Turn the material below, from its first line through the line containing "descriptive-statistics-table: 变量 均值", into a numbered list with blank lines left out.

The data —
====
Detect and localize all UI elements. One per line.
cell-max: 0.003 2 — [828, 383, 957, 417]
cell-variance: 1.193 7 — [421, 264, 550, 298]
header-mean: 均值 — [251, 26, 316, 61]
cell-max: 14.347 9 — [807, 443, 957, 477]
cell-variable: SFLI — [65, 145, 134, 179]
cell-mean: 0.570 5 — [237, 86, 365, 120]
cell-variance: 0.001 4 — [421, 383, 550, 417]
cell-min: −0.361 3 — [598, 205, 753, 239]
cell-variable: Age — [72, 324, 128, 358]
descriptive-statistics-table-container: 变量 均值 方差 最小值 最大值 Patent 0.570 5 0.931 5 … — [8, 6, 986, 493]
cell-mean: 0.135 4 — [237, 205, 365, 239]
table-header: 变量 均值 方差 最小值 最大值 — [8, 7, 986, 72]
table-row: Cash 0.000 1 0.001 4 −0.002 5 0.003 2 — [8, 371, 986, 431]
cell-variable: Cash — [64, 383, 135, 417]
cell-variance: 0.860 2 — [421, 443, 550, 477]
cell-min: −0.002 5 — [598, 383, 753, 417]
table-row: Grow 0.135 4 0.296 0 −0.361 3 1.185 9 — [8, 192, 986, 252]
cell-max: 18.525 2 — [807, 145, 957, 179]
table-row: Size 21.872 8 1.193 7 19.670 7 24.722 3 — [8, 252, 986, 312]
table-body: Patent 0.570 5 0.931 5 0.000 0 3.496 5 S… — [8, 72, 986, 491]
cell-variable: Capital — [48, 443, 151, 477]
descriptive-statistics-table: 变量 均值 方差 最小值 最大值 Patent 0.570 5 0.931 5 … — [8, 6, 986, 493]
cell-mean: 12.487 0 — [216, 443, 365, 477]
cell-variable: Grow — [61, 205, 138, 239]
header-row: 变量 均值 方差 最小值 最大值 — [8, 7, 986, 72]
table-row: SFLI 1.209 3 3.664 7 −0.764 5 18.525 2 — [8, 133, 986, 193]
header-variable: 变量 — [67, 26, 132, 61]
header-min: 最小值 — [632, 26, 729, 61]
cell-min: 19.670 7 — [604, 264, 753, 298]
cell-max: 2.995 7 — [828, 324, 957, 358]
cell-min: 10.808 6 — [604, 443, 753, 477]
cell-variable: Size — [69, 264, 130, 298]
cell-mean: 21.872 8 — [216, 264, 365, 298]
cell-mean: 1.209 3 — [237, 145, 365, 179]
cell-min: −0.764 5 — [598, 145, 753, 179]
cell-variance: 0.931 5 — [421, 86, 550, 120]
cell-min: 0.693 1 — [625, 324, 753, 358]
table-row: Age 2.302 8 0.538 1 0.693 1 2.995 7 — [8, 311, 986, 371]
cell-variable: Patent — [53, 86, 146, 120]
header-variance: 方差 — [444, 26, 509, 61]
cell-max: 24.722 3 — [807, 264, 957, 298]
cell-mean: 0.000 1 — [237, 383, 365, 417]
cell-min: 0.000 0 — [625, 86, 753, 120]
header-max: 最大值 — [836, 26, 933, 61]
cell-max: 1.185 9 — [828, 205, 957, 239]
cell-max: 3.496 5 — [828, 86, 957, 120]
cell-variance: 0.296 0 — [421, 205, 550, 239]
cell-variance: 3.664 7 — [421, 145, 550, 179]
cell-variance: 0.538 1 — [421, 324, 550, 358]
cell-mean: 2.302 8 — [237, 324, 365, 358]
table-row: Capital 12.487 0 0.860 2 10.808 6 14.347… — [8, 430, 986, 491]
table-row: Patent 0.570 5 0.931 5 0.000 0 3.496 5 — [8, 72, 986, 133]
====
Reply —
1. Detect and localize all UI elements. One per line.
2. cell-max: 0.003 2 — [828, 383, 957, 417]
3. cell-variance: 1.193 7 — [421, 264, 550, 298]
4. header-mean: 均值 — [251, 26, 316, 61]
5. cell-max: 14.347 9 — [807, 443, 957, 477]
6. cell-variable: SFLI — [65, 145, 134, 179]
7. cell-mean: 0.570 5 — [237, 86, 365, 120]
8. cell-variance: 0.001 4 — [421, 383, 550, 417]
9. cell-min: −0.361 3 — [598, 205, 753, 239]
10. cell-variable: Age — [72, 324, 128, 358]
11. descriptive-statistics-table-container: 变量 均值 方差 最小值 最大值 Patent 0.570 5 0.931 5 … — [8, 6, 986, 493]
12. cell-mean: 0.135 4 — [237, 205, 365, 239]
13. table-header: 变量 均值 方差 最小值 最大值 — [8, 7, 986, 72]
14. table-row: Cash 0.000 1 0.001 4 −0.002 5 0.003 2 — [8, 371, 986, 431]
15. cell-variable: Cash — [64, 383, 135, 417]
16. cell-variance: 0.860 2 — [421, 443, 550, 477]
17. cell-min: −0.002 5 — [598, 383, 753, 417]
18. table-row: Grow 0.135 4 0.296 0 −0.361 3 1.185 9 — [8, 192, 986, 252]
19. cell-max: 18.525 2 — [807, 145, 957, 179]
20. table-row: Size 21.872 8 1.193 7 19.670 7 24.722 3 — [8, 252, 986, 312]
21. table-body: Patent 0.570 5 0.931 5 0.000 0 3.496 5 S… — [8, 72, 986, 491]
22. cell-variable: Capital — [48, 443, 151, 477]
23. descriptive-statistics-table: 变量 均值 方差 最小值 最大值 Patent 0.570 5 0.931 5 … — [8, 6, 986, 493]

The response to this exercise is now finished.